# WORK TO COMPLETE:
Below are some entries. Output each one exactly as it appears.

(Data entries)
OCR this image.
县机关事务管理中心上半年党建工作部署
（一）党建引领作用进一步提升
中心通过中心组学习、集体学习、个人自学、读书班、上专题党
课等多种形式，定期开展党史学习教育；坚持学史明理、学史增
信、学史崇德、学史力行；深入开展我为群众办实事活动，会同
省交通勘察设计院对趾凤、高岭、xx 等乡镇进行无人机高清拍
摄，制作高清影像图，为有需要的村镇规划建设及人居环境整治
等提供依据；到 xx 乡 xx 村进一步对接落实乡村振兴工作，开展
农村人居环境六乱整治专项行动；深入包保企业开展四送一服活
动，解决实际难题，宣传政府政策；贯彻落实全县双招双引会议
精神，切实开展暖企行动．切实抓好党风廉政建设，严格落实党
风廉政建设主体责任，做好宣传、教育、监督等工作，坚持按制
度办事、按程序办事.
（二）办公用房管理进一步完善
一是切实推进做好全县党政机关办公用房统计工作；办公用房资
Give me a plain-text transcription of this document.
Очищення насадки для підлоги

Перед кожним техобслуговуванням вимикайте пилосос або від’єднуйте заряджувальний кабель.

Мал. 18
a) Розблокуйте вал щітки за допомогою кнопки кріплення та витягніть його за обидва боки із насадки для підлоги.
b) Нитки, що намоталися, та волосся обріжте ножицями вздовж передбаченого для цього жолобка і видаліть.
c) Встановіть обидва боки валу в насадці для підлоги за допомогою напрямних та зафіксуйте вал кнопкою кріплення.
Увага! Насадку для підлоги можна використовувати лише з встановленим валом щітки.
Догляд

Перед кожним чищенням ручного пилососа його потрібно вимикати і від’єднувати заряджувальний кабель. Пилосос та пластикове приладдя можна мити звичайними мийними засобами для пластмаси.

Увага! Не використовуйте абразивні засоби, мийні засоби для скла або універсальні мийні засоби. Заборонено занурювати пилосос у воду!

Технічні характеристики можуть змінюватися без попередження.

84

# SOLUTION TO THIS EXERCISE:
OCR this image.
县机关事务管理中心上半年党建工作部署
（一）党建引领作用进一步提升
中心通过中心组学习、集体学习、个人自学、读书班、上专题党
课等多种形式，定期开展党史学习教育；坚持学史明理、学史增
信、学史崇德、学史力行；深入开展我为群众办实事活动，会同
省交通勘察设计院对趾凤、高岭、xx 等乡镇进行无人机高清拍
摄，制作高清影像图，为有需要的村镇规划建设及人居环境整治
等提供依据；到 xx 乡 xx 村进一步对接落实乡村振兴工作，开展
农村人居环境六乱整治专项行动；深入包保企业开展四送一服活
动，解决实际难题，宣传政府政策；贯彻落实全县双招双引会议
精神，切实开展暖企行动．切实抓好党风廉政建设，严格落实党
风廉政建设主体责任，做好宣传、教育、监督等工作，坚持按制
度办事、按程序办事.
（二）办公用房管理进一步完善
一是切实推进做好全县党政机关办公用房统计工作；办公用房资
Give me a plain-text transcription of this document.
Очищення насадки для підлоги

Перед кожним техобслуговуванням вимикайте пилосос або від’єднуйте заряджувальний кабель.

Мал. 18
a) Розблокуйте вал щітки за допомогою кнопки кріплення та витягніть його за обидва боки із насадки для підлоги.
b) Нитки, що намоталися, та волосся обріжте ножицями вздовж передбаченого для цього жолобка і видаліть.
c) Встановіть обидва боки валу в насадці для підлоги за допомогою напрямних та зафіксуйте вал кнопкою кріплення.
Увага! Насадку для підлоги можна використовувати лише з встановленим валом щітки.
Догляд

Перед кожним чищенням ручного пилососа його потрібно вимикати і від’єднувати заряджувальний кабель. Пилосос та пластикове приладдя можна мити звичайними мийними засобами для пластмаси.

Увага! Не використовуйте абразивні засоби, мийні засоби для скла або універсальні мийні засоби. Заборонено занурювати пилосос у воду!

Технічні характеристики можуть змінюватися без попередження.

84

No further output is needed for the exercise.